» **Problem statement**:
Print all of the data exactly.

[Figure content listings]
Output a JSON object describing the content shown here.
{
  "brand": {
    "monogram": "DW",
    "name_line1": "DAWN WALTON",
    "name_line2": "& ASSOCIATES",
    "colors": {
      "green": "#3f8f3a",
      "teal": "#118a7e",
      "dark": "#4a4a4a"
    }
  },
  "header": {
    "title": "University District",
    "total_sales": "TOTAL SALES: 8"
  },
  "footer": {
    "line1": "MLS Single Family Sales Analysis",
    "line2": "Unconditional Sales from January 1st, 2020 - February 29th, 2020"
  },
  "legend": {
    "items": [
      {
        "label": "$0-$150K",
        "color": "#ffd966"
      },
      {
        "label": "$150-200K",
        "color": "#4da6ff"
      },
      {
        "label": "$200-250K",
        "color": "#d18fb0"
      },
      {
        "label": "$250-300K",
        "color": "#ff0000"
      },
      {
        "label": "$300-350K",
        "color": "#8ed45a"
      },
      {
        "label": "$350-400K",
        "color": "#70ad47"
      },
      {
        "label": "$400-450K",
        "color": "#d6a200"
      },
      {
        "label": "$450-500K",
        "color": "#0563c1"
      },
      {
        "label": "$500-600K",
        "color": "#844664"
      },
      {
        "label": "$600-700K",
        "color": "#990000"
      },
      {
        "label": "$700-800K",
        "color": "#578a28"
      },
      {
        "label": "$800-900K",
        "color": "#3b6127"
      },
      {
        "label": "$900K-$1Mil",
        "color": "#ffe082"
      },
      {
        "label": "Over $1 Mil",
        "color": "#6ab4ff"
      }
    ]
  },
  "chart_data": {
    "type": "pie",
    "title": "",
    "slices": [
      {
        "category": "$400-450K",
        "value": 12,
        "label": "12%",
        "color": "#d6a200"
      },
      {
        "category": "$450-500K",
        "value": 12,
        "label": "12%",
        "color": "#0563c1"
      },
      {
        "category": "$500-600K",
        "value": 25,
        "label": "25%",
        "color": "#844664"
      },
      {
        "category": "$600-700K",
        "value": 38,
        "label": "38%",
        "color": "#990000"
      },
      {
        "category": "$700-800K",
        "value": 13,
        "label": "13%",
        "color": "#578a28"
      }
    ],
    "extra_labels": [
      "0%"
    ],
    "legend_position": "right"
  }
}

» **Complete output**:
Output a JSON object describing the content shown here.
{
  "brand": {
    "monogram": "DW",
    "name_line1": "DAWN WALTON",
    "name_line2": "& ASSOCIATES",
    "colors": {
      "green": "#3f8f3a",
      "teal": "#118a7e",
      "dark": "#4a4a4a"
    }
  },
  "header": {
    "title": "University District",
    "total_sales": "TOTAL SALES: 8"
  },
  "footer": {
    "line1": "MLS Single Family Sales Analysis",
    "line2": "Unconditional Sales from January 1st, 2020 - February 29th, 2020"
  },
  "legend": {
    "items": [
      {
        "label": "$0-$150K",
        "color": "#ffd966"
      },
      {
        "label": "$150-200K",
        "color": "#4da6ff"
      },
      {
        "label": "$200-250K",
        "color": "#d18fb0"
      },
      {
        "label": "$250-300K",
        "color": "#ff0000"
      },
      {
        "label": "$300-350K",
        "color": "#8ed45a"
      },
      {
        "label": "$350-400K",
        "color": "#70ad47"
      },
      {
        "label": "$400-450K",
        "color": "#d6a200"
      },
      {
        "label": "$450-500K",
        "color": "#0563c1"
      },
      {
        "label": "$500-600K",
        "color": "#844664"
      },
      {
        "label": "$600-700K",
        "color": "#990000"
      },
      {
        "label": "$700-800K",
        "color": "#578a28"
      },
      {
        "label": "$800-900K",
        "color": "#3b6127"
      },
      {
        "label": "$900K-$1Mil",
        "color": "#ffe082"
      },
      {
        "label": "Over $1 Mil",
        "color": "#6ab4ff"
      }
    ]
  },
  "chart_data": {
    "type": "pie",
    "title": "",
    "slices": [
      {
        "category": "$400-450K",
        "value": 12,
        "label": "12%",
        "color": "#d6a200"
      },
      {
        "category": "$450-500K",
        "value": 12,
        "label": "12%",
        "color": "#0563c1"
      },
      {
        "category": "$500-600K",
        "value": 25,
        "label": "25%",
        "color": "#844664"
      },
      {
        "category": "$600-700K",
        "value": 38,
        "label": "38%",
        "color": "#990000"
      },
      {
        "category": "$700-800K",
        "value": 13,
        "label": "13%",
        "color": "#578a28"
      }
    ],
    "extra_labels": [
      "0%"
    ],
    "legend_position": "right"
  }
}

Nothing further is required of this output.